▶ Exercise goal: Identify and reproduce every line holding the string "name".

==== Data lines

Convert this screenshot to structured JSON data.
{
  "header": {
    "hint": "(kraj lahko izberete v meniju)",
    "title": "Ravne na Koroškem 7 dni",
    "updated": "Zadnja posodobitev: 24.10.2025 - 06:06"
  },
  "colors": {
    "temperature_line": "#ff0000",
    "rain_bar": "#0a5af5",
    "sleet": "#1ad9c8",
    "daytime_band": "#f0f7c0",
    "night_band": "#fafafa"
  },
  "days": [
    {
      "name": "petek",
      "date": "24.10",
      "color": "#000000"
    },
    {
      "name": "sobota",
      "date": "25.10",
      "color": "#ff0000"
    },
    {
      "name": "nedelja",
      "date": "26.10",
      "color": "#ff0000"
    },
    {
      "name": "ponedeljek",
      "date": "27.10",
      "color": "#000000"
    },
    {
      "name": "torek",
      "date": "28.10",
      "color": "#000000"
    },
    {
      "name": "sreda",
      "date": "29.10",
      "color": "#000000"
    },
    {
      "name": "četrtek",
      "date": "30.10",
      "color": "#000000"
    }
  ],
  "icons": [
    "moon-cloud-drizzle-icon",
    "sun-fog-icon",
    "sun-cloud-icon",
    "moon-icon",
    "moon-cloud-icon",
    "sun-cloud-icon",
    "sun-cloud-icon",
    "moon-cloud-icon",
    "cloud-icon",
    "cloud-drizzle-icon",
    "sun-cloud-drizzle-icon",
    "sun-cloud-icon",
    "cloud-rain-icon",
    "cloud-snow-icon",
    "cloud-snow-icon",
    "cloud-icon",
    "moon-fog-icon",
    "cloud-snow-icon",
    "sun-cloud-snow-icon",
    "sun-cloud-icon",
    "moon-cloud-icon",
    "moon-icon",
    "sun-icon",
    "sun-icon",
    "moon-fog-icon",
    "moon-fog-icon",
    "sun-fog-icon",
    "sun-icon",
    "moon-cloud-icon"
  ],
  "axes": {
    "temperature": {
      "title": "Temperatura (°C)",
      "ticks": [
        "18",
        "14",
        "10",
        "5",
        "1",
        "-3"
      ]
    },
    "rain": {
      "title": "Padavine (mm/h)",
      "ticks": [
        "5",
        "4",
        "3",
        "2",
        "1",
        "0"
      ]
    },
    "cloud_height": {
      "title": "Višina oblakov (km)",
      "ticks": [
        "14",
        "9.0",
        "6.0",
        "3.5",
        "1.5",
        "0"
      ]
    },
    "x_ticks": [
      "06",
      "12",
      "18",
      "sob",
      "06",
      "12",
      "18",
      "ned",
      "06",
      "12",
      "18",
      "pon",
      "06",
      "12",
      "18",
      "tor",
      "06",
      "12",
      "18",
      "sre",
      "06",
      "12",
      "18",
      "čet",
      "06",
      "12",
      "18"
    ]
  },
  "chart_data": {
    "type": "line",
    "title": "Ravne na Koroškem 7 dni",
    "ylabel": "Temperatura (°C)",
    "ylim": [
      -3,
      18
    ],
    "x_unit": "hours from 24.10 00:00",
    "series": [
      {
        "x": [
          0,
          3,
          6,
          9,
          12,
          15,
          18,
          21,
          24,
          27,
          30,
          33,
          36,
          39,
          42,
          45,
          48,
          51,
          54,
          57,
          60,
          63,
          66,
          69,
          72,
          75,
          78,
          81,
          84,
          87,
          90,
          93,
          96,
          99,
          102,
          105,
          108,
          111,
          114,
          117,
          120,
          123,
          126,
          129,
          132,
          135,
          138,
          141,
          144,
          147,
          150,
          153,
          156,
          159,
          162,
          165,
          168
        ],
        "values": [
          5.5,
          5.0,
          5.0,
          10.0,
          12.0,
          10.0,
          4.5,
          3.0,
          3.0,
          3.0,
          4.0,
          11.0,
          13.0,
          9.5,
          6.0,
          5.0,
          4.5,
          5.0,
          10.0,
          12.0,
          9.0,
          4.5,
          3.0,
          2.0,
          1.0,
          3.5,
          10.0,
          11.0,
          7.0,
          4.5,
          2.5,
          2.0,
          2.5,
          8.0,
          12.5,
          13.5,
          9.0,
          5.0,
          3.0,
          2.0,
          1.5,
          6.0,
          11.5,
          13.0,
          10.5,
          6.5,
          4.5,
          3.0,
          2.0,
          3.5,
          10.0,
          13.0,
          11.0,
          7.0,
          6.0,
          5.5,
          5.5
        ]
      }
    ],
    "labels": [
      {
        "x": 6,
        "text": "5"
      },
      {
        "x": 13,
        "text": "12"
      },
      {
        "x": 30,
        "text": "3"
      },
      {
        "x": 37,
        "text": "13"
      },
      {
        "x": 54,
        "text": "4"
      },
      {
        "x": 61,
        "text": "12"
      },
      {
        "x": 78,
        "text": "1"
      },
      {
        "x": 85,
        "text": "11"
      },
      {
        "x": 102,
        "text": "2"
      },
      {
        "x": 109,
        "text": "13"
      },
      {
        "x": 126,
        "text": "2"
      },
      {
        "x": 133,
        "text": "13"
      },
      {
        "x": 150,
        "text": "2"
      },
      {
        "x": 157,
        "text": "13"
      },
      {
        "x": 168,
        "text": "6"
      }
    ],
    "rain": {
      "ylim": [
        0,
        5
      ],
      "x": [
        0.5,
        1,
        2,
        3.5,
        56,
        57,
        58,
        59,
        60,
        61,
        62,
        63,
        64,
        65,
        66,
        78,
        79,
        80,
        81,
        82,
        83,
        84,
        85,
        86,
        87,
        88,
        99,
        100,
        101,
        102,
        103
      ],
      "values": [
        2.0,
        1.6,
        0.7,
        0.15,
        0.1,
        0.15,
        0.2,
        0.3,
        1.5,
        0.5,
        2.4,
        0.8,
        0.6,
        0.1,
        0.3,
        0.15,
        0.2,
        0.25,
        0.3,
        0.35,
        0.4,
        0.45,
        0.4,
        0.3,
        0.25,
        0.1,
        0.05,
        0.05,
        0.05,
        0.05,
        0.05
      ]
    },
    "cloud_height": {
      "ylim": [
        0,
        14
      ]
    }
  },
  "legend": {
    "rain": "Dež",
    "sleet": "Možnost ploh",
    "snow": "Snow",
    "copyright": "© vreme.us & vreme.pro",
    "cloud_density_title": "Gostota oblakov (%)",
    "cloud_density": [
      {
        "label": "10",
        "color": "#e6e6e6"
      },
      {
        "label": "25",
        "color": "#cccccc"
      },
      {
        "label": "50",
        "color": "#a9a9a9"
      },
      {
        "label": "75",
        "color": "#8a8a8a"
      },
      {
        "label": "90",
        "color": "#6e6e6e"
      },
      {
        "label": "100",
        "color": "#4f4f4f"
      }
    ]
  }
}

========

▶ Response to this exercise:
      "name": "petek",
      "name": "sobota",
      "name": "nedelja",
      "name": "ponedeljek",
      "name": "torek",
      "name": "sreda",
      "name": "četrtek",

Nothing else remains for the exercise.